(Stored data)
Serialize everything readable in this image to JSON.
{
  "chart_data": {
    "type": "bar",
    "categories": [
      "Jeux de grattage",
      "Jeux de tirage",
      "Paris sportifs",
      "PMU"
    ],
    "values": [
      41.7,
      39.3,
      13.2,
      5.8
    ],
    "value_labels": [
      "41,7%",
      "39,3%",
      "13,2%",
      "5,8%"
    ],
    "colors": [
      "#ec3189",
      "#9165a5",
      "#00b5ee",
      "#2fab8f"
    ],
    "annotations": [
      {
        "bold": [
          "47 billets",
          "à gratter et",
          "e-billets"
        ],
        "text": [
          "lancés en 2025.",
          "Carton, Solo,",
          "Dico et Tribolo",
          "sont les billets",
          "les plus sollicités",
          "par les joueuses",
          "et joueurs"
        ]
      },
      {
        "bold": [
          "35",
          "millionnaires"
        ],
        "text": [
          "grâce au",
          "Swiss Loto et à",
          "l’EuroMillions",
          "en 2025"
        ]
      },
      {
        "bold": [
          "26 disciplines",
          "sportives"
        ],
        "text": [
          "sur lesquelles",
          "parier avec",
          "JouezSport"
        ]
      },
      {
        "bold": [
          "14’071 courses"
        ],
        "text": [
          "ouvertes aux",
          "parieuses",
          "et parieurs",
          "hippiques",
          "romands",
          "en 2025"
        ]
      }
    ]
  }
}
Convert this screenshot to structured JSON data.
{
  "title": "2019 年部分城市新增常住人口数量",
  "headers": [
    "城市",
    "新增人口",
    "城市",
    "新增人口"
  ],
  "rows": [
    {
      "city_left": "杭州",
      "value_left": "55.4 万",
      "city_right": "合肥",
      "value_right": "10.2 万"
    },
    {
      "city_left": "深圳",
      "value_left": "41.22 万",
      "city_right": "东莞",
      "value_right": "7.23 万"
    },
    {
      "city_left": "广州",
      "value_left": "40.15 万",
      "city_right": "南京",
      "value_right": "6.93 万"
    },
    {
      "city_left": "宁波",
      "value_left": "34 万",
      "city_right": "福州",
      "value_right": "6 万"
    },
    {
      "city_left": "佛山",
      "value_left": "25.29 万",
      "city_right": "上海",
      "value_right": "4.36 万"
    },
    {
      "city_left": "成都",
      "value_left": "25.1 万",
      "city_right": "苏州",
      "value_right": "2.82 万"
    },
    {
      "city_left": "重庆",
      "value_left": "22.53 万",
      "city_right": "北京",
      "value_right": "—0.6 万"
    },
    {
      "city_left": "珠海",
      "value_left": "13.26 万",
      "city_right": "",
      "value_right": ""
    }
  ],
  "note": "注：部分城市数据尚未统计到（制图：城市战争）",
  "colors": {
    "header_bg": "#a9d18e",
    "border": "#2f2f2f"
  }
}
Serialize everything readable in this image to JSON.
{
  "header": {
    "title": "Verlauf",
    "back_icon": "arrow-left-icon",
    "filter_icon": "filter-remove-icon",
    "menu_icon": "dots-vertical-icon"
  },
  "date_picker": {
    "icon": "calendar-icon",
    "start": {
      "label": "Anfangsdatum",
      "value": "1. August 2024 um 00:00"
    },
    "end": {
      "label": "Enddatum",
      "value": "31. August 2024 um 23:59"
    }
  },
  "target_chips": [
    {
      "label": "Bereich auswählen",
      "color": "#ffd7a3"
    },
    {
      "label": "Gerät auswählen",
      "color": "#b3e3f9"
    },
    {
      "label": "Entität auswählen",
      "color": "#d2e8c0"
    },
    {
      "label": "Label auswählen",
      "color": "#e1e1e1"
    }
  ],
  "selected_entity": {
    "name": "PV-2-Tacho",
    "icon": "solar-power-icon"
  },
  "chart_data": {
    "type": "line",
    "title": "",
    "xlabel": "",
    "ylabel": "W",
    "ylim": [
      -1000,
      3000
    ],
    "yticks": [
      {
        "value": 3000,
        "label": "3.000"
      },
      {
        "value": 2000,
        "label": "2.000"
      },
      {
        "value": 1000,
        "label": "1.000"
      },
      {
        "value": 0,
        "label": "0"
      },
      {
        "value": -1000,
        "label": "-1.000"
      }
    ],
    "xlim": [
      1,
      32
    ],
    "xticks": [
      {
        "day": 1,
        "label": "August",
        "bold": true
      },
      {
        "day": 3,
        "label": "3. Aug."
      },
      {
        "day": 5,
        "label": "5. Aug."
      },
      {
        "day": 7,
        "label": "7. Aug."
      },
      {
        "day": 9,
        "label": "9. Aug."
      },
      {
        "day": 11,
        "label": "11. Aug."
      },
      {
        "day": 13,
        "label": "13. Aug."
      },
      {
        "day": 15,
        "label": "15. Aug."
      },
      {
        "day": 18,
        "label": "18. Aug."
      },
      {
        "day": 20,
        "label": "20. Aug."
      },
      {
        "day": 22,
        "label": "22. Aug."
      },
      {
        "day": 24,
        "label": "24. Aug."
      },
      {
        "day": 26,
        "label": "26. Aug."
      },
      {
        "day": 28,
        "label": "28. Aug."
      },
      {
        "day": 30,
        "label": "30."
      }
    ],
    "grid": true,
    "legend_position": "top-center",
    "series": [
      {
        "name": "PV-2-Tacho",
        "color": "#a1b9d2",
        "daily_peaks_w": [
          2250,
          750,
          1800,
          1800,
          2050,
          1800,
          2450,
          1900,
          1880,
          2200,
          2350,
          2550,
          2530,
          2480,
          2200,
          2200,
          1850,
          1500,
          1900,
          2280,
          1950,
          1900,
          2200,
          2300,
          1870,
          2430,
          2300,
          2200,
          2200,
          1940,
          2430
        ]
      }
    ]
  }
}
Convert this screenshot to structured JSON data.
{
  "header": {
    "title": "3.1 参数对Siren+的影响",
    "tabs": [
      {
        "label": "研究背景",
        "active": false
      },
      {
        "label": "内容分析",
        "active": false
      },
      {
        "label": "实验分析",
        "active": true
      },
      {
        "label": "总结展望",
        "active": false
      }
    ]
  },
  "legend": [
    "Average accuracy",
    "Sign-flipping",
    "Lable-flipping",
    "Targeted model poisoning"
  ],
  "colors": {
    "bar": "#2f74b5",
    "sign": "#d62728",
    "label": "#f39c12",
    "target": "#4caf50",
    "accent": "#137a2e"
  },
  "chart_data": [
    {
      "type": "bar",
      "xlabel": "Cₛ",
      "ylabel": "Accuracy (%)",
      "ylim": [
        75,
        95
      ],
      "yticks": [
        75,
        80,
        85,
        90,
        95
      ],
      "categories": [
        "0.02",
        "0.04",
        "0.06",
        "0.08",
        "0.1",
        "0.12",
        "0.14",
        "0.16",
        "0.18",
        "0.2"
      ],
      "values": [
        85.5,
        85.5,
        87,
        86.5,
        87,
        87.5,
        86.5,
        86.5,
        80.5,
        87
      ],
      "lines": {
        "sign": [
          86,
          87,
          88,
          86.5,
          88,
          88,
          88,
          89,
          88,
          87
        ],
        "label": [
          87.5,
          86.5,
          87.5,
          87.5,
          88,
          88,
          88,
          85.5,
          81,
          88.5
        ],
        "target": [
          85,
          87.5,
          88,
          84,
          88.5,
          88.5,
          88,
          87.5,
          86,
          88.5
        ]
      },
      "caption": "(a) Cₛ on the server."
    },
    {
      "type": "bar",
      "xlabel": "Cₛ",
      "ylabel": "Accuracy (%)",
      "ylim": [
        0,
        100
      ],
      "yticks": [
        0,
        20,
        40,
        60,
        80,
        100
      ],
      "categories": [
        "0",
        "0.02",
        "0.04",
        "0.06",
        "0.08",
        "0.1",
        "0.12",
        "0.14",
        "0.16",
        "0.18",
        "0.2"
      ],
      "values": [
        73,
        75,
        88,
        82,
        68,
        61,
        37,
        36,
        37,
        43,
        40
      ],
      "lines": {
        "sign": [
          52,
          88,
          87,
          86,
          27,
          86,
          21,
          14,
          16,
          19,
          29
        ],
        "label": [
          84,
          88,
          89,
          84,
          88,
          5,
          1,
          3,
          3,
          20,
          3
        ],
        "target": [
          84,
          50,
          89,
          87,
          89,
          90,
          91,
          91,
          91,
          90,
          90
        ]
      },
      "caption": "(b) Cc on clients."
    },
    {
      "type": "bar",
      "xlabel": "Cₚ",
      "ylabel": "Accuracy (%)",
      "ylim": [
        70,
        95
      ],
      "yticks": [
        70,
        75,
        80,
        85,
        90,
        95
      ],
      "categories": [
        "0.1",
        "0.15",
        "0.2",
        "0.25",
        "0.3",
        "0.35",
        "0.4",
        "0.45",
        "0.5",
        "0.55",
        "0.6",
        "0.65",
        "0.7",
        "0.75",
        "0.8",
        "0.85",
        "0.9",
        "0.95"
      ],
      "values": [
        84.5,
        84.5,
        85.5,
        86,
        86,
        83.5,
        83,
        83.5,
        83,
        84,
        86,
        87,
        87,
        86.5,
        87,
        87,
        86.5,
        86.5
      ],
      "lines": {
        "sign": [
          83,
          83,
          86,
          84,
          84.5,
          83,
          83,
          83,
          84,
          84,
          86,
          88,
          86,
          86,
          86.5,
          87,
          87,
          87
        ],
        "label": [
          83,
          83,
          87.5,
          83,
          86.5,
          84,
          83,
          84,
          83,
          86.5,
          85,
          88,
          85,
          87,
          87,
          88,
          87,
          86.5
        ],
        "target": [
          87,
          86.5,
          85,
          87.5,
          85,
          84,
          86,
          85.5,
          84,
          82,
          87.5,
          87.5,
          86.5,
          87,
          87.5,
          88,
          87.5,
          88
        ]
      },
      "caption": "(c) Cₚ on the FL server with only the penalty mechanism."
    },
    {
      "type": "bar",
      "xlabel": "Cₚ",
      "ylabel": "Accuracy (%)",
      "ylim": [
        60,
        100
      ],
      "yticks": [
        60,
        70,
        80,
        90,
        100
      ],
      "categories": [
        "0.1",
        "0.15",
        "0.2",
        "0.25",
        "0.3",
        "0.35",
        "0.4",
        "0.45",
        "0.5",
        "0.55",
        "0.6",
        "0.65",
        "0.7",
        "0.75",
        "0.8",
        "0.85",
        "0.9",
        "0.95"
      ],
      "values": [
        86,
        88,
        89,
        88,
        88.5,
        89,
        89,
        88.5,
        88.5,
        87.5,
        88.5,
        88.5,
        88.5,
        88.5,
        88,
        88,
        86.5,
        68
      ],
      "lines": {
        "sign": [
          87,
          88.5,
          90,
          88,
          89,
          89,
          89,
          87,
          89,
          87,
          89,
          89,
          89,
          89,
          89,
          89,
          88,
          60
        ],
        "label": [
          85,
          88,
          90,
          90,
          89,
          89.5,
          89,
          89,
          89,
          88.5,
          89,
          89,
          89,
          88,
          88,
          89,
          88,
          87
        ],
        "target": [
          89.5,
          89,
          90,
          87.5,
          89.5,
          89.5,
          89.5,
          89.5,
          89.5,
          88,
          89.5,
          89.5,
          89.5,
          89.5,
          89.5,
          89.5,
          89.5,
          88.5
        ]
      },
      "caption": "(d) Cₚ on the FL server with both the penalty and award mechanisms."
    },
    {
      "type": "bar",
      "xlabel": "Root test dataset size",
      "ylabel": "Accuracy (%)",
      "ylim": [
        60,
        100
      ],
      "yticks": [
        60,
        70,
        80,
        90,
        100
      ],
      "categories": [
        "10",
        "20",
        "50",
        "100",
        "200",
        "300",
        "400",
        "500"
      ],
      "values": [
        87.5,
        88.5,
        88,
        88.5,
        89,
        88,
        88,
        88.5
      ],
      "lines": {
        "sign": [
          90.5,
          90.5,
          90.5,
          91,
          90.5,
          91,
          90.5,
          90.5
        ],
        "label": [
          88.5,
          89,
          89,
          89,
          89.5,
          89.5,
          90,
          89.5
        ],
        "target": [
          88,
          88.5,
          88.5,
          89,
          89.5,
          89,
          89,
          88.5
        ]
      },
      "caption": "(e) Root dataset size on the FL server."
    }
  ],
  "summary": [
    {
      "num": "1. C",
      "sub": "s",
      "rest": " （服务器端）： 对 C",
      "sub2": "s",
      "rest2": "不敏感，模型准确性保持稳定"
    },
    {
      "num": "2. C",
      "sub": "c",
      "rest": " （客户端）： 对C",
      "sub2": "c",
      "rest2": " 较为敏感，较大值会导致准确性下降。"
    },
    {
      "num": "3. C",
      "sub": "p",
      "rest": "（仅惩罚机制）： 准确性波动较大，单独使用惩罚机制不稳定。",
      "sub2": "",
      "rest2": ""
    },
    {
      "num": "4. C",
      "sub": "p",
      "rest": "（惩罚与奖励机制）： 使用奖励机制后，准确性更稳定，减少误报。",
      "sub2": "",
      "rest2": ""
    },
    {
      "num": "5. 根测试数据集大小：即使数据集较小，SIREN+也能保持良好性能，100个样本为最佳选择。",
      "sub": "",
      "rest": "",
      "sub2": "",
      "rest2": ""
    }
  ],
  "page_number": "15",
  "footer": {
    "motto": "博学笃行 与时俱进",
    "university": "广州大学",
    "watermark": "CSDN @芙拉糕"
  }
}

__Task instructions__.
Using the listing, collect all lines in which the string "with" is found.

__The solution__.
      "caption": "(c) Cₚ on the FL server with only the penalty mechanism."
      "caption": "(d) Cₚ on the FL server with both the penalty and award mechanisms."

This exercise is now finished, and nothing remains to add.